## Challenge
Write out every record below exactly as it appears.

## Listed entries
%%
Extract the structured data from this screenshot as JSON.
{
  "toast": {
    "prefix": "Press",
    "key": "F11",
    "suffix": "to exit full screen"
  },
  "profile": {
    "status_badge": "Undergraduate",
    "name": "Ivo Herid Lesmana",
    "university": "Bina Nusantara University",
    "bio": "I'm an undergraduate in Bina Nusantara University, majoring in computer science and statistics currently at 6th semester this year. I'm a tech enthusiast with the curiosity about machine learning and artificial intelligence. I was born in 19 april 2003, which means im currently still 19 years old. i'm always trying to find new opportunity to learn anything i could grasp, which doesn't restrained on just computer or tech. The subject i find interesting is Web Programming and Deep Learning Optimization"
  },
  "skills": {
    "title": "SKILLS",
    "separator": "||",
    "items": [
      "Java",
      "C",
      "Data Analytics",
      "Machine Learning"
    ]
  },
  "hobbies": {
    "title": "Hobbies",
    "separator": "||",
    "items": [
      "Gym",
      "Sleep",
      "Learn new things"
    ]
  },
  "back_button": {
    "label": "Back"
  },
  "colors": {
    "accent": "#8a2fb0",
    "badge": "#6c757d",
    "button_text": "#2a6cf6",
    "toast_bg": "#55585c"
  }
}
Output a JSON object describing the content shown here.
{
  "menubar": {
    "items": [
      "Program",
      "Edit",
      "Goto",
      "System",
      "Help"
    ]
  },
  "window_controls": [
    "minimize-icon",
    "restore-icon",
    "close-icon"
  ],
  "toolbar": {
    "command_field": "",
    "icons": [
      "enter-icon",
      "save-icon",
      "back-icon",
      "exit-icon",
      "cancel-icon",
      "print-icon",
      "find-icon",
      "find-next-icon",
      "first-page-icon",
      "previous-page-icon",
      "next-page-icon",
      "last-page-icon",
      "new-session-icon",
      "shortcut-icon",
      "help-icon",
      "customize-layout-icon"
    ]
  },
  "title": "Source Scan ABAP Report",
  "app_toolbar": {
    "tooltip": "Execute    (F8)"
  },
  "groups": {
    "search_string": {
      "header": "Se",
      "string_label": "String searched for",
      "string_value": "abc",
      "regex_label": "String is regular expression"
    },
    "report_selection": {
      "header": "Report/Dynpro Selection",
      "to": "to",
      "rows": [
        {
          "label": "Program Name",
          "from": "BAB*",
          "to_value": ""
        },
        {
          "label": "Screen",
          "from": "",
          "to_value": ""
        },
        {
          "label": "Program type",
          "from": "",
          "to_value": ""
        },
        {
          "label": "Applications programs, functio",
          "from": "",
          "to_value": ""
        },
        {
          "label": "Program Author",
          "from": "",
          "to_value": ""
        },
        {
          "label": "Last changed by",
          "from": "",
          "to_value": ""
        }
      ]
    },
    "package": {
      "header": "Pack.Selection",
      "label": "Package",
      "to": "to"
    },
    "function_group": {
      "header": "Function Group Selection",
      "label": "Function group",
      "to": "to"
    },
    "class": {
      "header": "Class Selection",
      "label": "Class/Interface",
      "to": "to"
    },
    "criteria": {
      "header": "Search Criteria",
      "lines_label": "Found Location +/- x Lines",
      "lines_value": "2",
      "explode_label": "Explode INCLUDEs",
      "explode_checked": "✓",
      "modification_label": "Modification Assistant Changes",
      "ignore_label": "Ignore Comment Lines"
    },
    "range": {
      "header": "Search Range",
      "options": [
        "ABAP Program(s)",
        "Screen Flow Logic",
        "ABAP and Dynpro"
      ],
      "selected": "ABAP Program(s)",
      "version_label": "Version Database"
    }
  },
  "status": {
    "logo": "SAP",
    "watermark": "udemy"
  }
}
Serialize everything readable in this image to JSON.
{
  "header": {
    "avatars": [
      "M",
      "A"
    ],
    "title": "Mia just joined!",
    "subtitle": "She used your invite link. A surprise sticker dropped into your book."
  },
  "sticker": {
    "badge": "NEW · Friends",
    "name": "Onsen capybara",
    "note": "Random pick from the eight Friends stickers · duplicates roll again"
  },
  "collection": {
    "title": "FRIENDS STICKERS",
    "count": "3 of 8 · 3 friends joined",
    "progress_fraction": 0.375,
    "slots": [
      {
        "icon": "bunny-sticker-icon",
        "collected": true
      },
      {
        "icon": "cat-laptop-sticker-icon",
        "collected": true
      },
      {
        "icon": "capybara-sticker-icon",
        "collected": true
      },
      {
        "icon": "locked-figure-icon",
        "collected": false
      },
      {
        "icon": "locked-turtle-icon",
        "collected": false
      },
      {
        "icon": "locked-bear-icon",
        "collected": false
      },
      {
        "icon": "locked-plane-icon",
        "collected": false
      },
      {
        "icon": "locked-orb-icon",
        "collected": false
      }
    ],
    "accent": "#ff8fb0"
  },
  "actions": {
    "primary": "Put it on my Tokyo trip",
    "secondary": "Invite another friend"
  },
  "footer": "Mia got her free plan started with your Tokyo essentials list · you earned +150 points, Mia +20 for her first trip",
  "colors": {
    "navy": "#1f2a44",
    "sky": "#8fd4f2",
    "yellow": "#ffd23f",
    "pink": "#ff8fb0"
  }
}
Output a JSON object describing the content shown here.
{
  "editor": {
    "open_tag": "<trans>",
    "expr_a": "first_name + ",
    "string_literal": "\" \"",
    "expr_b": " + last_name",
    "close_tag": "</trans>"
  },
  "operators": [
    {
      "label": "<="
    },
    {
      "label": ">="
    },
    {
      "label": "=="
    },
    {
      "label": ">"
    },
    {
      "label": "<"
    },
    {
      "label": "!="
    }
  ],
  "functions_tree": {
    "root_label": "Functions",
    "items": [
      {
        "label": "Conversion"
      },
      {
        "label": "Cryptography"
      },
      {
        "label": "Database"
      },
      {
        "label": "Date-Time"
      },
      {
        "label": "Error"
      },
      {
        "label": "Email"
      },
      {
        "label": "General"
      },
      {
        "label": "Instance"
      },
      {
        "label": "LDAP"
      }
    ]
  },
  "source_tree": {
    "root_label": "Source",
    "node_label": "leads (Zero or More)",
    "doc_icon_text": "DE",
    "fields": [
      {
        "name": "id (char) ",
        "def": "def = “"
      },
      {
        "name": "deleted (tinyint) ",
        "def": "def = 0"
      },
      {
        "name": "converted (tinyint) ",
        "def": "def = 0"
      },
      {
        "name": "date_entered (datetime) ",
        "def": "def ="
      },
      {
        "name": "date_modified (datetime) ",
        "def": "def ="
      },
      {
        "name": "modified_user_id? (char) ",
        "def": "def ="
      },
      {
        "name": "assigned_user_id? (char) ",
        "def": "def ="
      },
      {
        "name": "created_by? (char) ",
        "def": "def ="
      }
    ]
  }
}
%%
## Problem solution
Extract the structured data from this screenshot as JSON.
{
  "toast": {
    "prefix": "Press",
    "key": "F11",
    "suffix": "to exit full screen"
  },
  "profile": {
    "status_badge": "Undergraduate",
    "name": "Ivo Herid Lesmana",
    "university": "Bina Nusantara University",
    "bio": "I'm an undergraduate in Bina Nusantara University, majoring in computer science and statistics currently at 6th semester this year. I'm a tech enthusiast with the curiosity about machine learning and artificial intelligence. I was born in 19 april 2003, which means im currently still 19 years old. i'm always trying to find new opportunity to learn anything i could grasp, which doesn't restrained on just computer or tech. The subject i find interesting is Web Programming and Deep Learning Optimization"
  },
  "skills": {
    "title": "SKILLS",
    "separator": "||",
    "items": [
      "Java",
      "C",
      "Data Analytics",
      "Machine Learning"
    ]
  },
  "hobbies": {
    "title": "Hobbies",
    "separator": "||",
    "items": [
      "Gym",
      "Sleep",
      "Learn new things"
    ]
  },
  "back_button": {
    "label": "Back"
  },
  "colors": {
    "accent": "#8a2fb0",
    "badge": "#6c757d",
    "button_text": "#2a6cf6",
    "toast_bg": "#55585c"
  }
}
Output a JSON object describing the content shown here.
{
  "menubar": {
    "items": [
      "Program",
      "Edit",
      "Goto",
      "System",
      "Help"
    ]
  },
  "window_controls": [
    "minimize-icon",
    "restore-icon",
    "close-icon"
  ],
  "toolbar": {
    "command_field": "",
    "icons": [
      "enter-icon",
      "save-icon",
      "back-icon",
      "exit-icon",
      "cancel-icon",
      "print-icon",
      "find-icon",
      "find-next-icon",
      "first-page-icon",
      "previous-page-icon",
      "next-page-icon",
      "last-page-icon",
      "new-session-icon",
      "shortcut-icon",
      "help-icon",
      "customize-layout-icon"
    ]
  },
  "title": "Source Scan ABAP Report",
  "app_toolbar": {
    "tooltip": "Execute    (F8)"
  },
  "groups": {
    "search_string": {
      "header": "Se",
      "string_label": "String searched for",
      "string_value": "abc",
      "regex_label": "String is regular expression"
    },
    "report_selection": {
      "header": "Report/Dynpro Selection",
      "to": "to",
      "rows": [
        {
          "label": "Program Name",
          "from": "BAB*",
          "to_value": ""
        },
        {
          "label": "Screen",
          "from": "",
          "to_value": ""
        },
        {
          "label": "Program type",
          "from": "",
          "to_value": ""
        },
        {
          "label": "Applications programs, functio",
          "from": "",
          "to_value": ""
        },
        {
          "label": "Program Author",
          "from": "",
          "to_value": ""
        },
        {
          "label": "Last changed by",
          "from": "",
          "to_value": ""
        }
      ]
    },
    "package": {
      "header": "Pack.Selection",
      "label": "Package",
      "to": "to"
    },
    "function_group": {
      "header": "Function Group Selection",
      "label": "Function group",
      "to": "to"
    },
    "class": {
      "header": "Class Selection",
      "label": "Class/Interface",
      "to": "to"
    },
    "criteria": {
      "header": "Search Criteria",
      "lines_label": "Found Location +/- x Lines",
      "lines_value": "2",
      "explode_label": "Explode INCLUDEs",
      "explode_checked": "✓",
      "modification_label": "Modification Assistant Changes",
      "ignore_label": "Ignore Comment Lines"
    },
    "range": {
      "header": "Search Range",
      "options": [
        "ABAP Program(s)",
        "Screen Flow Logic",
        "ABAP and Dynpro"
      ],
      "selected": "ABAP Program(s)",
      "version_label": "Version Database"
    }
  },
  "status": {
    "logo": "SAP",
    "watermark": "udemy"
  }
}
Serialize everything readable in this image to JSON.
{
  "header": {
    "avatars": [
      "M",
      "A"
    ],
    "title": "Mia just joined!",
    "subtitle": "She used your invite link. A surprise sticker dropped into your book."
  },
  "sticker": {
    "badge": "NEW · Friends",
    "name": "Onsen capybara",
    "note": "Random pick from the eight Friends stickers · duplicates roll again"
  },
  "collection": {
    "title": "FRIENDS STICKERS",
    "count": "3 of 8 · 3 friends joined",
    "progress_fraction": 0.375,
    "slots": [
      {
        "icon": "bunny-sticker-icon",
        "collected": true
      },
      {
        "icon": "cat-laptop-sticker-icon",
        "collected": true
      },
      {
        "icon": "capybara-sticker-icon",
        "collected": true
      },
      {
        "icon": "locked-figure-icon",
        "collected": false
      },
      {
        "icon": "locked-turtle-icon",
        "collected": false
      },
      {
        "icon": "locked-bear-icon",
        "collected": false
      },
      {
        "icon": "locked-plane-icon",
        "collected": false
      },
      {
        "icon": "locked-orb-icon",
        "collected": false
      }
    ],
    "accent": "#ff8fb0"
  },
  "actions": {
    "primary": "Put it on my Tokyo trip",
    "secondary": "Invite another friend"
  },
  "footer": "Mia got her free plan started with your Tokyo essentials list · you earned +150 points, Mia +20 for her first trip",
  "colors": {
    "navy": "#1f2a44",
    "sky": "#8fd4f2",
    "yellow": "#ffd23f",
    "pink": "#ff8fb0"
  }
}
Output a JSON object describing the content shown here.
{
  "editor": {
    "open_tag": "<trans>",
    "expr_a": "first_name + ",
    "string_literal": "\" \"",
    "expr_b": " + last_name",
    "close_tag": "</trans>"
  },
  "operators": [
    {
      "label": "<="
    },
    {
      "label": ">="
    },
    {
      "label": "=="
    },
    {
      "label": ">"
    },
    {
      "label": "<"
    },
    {
      "label": "!="
    }
  ],
  "functions_tree": {
    "root_label": "Functions",
    "items": [
      {
        "label": "Conversion"
      },
      {
        "label": "Cryptography"
      },
      {
        "label": "Database"
      },
      {
        "label": "Date-Time"
      },
      {
        "label": "Error"
      },
      {
        "label": "Email"
      },
      {
        "label": "General"
      },
      {
        "label": "Instance"
      },
      {
        "label": "LDAP"
      }
    ]
  },
  "source_tree": {
    "root_label": "Source",
    "node_label": "leads (Zero or More)",
    "doc_icon_text": "DE",
    "fields": [
      {
        "name": "id (char) ",
        "def": "def = “"
      },
      {
        "name": "deleted (tinyint) ",
        "def": "def = 0"
      },
      {
        "name": "converted (tinyint) ",
        "def": "def = 0"
      },
      {
        "name": "date_entered (datetime) ",
        "def": "def ="
      },
      {
        "name": "date_modified (datetime) ",
        "def": "def ="
      },
      {
        "name": "modified_user_id? (char) ",
        "def": "def ="
      },
      {
        "name": "assigned_user_id? (char) ",
        "def": "def ="
      },
      {
        "name": "created_by? (char) ",
        "def": "def ="
      }
    ]
  }
}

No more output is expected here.